▼
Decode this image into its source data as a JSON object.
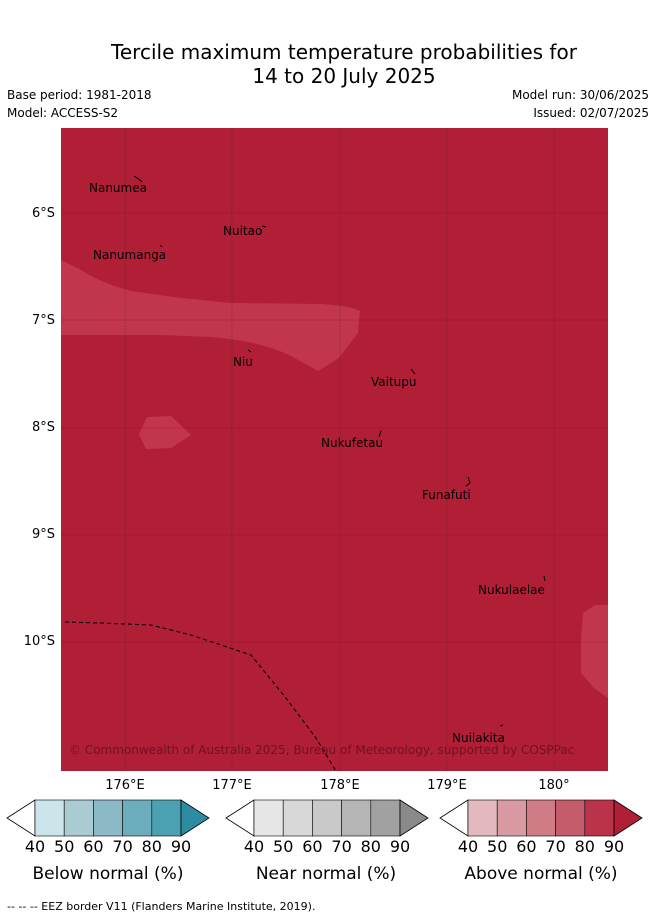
{
  "title": {
    "line1": "Tercile maximum temperature probabilities for",
    "line2": "14 to 20 July 2025"
  },
  "header": {
    "base_period": "Base period: 1981-2018",
    "model": "Model: ACCESS-S2",
    "model_run": "Model run: 30/06/2025",
    "issued": "Issued: 02/07/2025"
  },
  "map": {
    "latitude_labels": [
      "6°S",
      "7°S",
      "8°S",
      "9°S",
      "10°S"
    ],
    "longitude_labels": [
      "176°E",
      "177°E",
      "178°E",
      "179°E",
      "180°"
    ],
    "places": [
      "Nanumea",
      "Nuitao",
      "Nanumanga",
      "Niu",
      "Vaitupu",
      "Nukufetau",
      "Funafuti",
      "Nukulaelae",
      "Nuilakita"
    ],
    "dominant_category": "Above normal",
    "fill_colors": {
      "above_90": "#b11f37",
      "above_80": "#c2364d"
    },
    "credit": "© Commonwealth of Australia 2025, Bureau of Meteorology, supported by COSPPac"
  },
  "legends": [
    {
      "title": "Below normal (%)",
      "ticks": [
        "40",
        "50",
        "60",
        "70",
        "80",
        "90"
      ],
      "colors": [
        "#ffffff",
        "#cce5ea",
        "#a9cbd1",
        "#8bb9c5",
        "#6badbd",
        "#4ba0b1",
        "#2d8ca1"
      ]
    },
    {
      "title": "Near normal (%)",
      "ticks": [
        "40",
        "50",
        "60",
        "70",
        "80",
        "90"
      ],
      "colors": [
        "#ffffff",
        "#e6e6e6",
        "#d8d8d8",
        "#c9c9c9",
        "#b5b5b5",
        "#a1a1a1",
        "#8a8a8a"
      ]
    },
    {
      "title": "Above normal (%)",
      "ticks": [
        "40",
        "50",
        "60",
        "70",
        "80",
        "90"
      ],
      "colors": [
        "#ffffff",
        "#e3b9bf",
        "#d99aa2",
        "#d07c87",
        "#c45c6b",
        "#bb3349",
        "#b11f37"
      ]
    }
  ],
  "footer": "-- -- -- EEZ border V11 (Flanders Marine Institute, 2019)."
}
▲
# [Exercise prompt]
Copy every line of the listing containing the string "Model".

# [Task response]
    "model": "Model: ACCESS-S2",
    "model_run": "Model run: 30/06/2025",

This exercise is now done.